• Data to use:
----------
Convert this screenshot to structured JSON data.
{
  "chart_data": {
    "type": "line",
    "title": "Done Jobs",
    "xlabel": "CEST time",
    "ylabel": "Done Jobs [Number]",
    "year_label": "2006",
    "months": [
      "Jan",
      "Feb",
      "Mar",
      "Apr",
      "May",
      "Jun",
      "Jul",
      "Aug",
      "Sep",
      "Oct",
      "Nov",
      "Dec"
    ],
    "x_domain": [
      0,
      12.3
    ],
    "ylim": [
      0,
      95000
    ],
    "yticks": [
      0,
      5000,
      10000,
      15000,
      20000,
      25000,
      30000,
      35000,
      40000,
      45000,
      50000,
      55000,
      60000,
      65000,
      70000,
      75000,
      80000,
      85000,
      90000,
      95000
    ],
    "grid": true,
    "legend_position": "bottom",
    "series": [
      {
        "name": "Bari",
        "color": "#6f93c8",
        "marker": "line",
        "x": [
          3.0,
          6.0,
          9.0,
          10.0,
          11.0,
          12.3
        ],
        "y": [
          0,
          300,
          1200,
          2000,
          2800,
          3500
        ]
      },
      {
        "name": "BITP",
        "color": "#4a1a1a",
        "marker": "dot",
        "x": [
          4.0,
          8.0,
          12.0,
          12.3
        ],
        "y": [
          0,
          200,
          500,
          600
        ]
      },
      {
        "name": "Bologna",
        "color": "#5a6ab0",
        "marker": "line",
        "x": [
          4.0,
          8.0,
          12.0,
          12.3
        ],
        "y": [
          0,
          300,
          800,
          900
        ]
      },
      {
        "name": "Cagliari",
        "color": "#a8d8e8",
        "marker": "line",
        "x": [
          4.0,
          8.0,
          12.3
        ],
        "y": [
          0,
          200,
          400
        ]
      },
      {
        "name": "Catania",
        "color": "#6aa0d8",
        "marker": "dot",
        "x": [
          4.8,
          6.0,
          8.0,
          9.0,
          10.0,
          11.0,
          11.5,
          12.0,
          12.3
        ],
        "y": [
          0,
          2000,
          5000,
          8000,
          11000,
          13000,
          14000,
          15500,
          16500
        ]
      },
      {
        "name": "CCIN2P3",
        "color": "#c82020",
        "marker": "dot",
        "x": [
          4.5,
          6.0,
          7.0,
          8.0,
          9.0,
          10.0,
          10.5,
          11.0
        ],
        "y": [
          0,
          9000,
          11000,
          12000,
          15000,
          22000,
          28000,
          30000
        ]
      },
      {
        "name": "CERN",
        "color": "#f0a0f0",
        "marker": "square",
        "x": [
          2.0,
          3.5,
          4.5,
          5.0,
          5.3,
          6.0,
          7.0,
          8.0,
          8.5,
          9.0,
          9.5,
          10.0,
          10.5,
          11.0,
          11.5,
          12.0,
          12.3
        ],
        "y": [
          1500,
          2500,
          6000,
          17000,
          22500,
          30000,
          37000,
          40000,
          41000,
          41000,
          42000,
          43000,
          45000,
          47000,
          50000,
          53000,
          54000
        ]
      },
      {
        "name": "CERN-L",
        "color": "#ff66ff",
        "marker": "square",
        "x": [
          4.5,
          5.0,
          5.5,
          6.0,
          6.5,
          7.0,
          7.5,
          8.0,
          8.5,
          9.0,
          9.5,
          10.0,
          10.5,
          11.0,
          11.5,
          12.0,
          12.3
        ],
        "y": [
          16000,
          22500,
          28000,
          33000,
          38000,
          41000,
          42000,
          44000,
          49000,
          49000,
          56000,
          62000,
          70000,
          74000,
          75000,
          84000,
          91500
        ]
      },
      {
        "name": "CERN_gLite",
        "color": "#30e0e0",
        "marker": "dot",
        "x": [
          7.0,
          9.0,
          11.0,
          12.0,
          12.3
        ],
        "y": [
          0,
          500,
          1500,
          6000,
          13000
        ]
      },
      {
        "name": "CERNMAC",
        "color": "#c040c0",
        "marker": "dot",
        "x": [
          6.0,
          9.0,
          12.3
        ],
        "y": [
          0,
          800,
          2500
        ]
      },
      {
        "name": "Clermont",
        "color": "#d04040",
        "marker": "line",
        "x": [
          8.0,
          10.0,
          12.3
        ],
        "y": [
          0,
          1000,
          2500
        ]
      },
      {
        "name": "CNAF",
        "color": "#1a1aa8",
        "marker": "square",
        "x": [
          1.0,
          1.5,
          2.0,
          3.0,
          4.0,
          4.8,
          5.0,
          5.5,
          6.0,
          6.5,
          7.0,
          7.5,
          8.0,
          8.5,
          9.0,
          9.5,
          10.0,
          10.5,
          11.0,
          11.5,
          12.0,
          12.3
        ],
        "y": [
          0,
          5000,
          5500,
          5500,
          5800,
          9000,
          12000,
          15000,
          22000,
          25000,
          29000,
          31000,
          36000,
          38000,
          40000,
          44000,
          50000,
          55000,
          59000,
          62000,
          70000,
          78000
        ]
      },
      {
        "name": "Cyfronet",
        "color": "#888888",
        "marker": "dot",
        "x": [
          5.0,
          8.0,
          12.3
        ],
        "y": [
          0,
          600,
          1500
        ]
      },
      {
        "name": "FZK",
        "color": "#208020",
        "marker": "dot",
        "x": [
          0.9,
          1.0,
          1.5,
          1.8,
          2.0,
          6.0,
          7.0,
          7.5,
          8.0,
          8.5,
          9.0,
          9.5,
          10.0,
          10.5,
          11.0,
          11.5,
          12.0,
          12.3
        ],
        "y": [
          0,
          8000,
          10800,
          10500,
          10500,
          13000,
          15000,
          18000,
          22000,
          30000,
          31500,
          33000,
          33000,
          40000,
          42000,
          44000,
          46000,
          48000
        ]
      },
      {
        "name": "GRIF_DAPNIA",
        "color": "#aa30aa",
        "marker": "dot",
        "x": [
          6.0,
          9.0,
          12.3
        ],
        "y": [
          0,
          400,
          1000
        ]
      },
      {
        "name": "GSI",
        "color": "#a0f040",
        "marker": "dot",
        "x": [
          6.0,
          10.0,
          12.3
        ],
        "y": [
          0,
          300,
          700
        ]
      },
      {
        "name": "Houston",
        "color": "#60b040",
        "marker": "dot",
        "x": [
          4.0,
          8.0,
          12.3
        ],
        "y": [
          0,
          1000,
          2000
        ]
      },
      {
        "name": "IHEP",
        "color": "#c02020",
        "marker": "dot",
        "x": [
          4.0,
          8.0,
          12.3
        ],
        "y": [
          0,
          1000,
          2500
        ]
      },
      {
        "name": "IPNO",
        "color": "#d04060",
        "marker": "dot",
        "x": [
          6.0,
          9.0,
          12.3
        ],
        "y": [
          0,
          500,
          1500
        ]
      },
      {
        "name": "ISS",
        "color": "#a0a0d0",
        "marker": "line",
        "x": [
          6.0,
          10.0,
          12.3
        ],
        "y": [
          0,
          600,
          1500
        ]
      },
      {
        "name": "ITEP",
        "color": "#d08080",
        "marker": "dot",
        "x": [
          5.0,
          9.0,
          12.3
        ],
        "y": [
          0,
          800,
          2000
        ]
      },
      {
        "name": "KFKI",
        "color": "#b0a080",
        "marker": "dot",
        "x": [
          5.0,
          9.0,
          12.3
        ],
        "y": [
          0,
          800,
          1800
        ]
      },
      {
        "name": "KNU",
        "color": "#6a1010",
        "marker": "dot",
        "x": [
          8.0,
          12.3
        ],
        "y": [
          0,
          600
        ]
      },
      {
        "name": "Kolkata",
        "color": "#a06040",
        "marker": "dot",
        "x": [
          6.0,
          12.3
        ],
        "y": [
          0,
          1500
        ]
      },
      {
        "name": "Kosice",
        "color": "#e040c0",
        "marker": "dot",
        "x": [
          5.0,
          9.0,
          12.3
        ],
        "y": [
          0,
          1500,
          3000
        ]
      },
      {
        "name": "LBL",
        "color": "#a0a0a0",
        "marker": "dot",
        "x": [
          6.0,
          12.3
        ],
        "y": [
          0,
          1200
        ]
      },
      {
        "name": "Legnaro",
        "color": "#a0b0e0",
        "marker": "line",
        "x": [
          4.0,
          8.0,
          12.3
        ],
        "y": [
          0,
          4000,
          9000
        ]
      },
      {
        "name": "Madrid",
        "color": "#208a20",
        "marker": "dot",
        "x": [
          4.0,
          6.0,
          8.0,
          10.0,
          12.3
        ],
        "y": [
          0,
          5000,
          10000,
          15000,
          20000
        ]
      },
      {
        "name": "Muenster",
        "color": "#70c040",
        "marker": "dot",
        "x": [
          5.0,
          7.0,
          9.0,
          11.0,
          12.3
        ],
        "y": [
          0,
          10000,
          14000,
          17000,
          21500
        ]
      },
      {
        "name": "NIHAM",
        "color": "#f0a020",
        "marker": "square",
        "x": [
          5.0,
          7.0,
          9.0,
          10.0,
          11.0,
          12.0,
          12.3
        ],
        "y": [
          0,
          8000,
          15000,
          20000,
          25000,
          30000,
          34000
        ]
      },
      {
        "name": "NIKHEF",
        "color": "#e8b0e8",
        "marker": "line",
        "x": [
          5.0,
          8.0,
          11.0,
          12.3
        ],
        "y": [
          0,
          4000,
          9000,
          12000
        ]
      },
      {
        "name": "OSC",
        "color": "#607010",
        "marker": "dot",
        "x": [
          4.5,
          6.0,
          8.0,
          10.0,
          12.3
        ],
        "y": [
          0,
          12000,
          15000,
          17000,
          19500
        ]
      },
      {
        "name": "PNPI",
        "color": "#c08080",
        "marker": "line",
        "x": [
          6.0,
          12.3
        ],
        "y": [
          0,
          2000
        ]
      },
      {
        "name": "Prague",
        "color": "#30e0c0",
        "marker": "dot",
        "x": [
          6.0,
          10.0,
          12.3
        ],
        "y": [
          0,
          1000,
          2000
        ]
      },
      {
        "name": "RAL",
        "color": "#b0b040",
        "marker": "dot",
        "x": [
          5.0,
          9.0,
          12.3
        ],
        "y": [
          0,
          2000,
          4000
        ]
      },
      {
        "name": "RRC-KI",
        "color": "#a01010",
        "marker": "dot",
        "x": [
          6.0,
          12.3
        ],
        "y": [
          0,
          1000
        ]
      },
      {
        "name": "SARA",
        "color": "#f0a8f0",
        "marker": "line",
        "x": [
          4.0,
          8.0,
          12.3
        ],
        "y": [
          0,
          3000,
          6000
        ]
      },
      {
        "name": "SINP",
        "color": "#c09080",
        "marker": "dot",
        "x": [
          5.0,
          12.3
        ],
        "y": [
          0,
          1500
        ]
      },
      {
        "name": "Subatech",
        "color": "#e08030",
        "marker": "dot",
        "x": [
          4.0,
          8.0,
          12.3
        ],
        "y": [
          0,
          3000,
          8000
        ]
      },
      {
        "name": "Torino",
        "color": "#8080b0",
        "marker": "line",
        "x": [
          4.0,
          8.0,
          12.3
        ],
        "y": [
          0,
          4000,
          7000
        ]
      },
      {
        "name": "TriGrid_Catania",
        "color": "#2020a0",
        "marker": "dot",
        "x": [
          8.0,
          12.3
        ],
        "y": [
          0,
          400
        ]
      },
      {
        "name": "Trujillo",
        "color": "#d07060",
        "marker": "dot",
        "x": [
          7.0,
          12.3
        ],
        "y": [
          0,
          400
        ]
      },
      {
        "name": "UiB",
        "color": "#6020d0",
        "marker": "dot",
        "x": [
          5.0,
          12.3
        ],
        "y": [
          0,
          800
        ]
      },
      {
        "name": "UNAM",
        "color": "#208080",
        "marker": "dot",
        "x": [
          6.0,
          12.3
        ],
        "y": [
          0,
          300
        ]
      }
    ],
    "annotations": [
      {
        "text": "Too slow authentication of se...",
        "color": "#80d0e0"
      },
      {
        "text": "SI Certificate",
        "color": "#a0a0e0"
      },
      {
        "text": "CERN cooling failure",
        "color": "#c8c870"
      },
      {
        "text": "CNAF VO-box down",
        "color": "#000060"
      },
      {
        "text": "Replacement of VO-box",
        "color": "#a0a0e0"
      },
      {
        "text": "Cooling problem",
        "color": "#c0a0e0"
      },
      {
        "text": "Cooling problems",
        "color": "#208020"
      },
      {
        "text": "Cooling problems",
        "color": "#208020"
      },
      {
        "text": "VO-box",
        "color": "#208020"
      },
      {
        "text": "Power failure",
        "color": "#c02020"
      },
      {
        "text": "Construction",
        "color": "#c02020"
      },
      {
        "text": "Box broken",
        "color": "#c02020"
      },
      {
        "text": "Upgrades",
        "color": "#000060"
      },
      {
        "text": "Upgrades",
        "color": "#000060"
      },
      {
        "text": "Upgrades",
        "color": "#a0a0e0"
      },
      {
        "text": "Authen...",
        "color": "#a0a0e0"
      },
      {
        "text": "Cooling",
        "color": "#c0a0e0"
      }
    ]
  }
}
----------
• Given exercise:
Search the listing for the word "failure". Copy every line in which it occurs.

• Solution below:
        "text": "CERN cooling failure",
        "text": "Power failure",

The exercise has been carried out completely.